[THE PROBLEM] Single out each line with the word "label" and copy it.
*****
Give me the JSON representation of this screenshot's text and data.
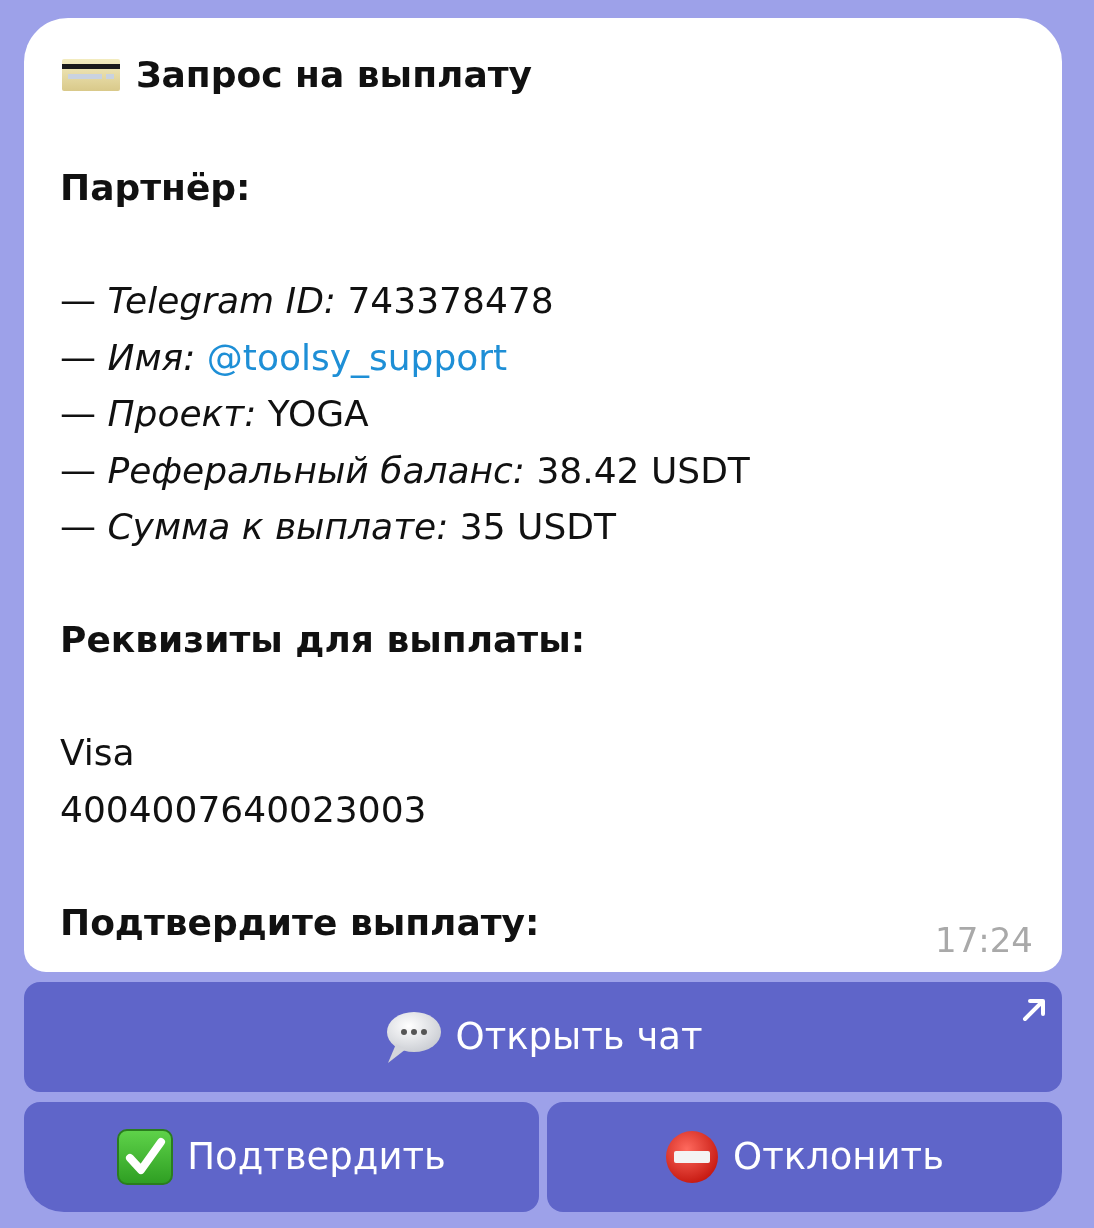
{
  "message": {
    "title": "Запрос на выплату",
    "sections": [
      {
        "heading": "Партнёр:",
        "lines": [
          {
            "kind": "text",
            "label": "— *Telegram ID:*",
            "value": "743378478"
          },
          {
            "kind": "link",
            "label": "— *Имя:*",
            "value": "@toolsy_support"
          },
          {
            "kind": "text",
            "label": "— *Проект:*",
            "value": "YOGA"
          },
          {
            "kind": "text",
            "label": "— *Реферальный баланс:*",
            "value": "38.42 USDT"
          },
          {
            "kind": "text",
            "label": "— *Сумма к выплате:*",
            "value": "35 USDT"
          }
        ]
      },
      {
        "heading": "Реквизиты для выплаты:",
        "lines": [
          {
            "kind": "text",
            "value": "Visa"
          },
          {
            "kind": "text",
            "value": "4004007640023003"
          }
        ]
      },
      {
        "heading": "Подтвердите выплату:"
      }
    ],
    "time": "17:24"
  },
  "keyboard": {
    "rows": [
      [
        {
          "label": "Открыть чат",
          "kind": "chat",
          "external": true
        }
      ],
      [
        {
          "label": "Подтвердить",
          "kind": "confirm",
          "external": false
        },
        {
          "label": "Отклонить",
          "kind": "decline",
          "external": false
        }
      ]
    ]
  }
}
*****
[ANSWER TO THIS PROBLEM]
            "label": "— *Telegram ID:*",
            "label": "— *Имя:*",
            "label": "— *Проект:*",
            "label": "— *Реферальный баланс:*",
            "label": "— *Сумма к выплате:*",
          "label": "Открыть чат",
          "label": "Подтвердить",
          "label": "Отклонить",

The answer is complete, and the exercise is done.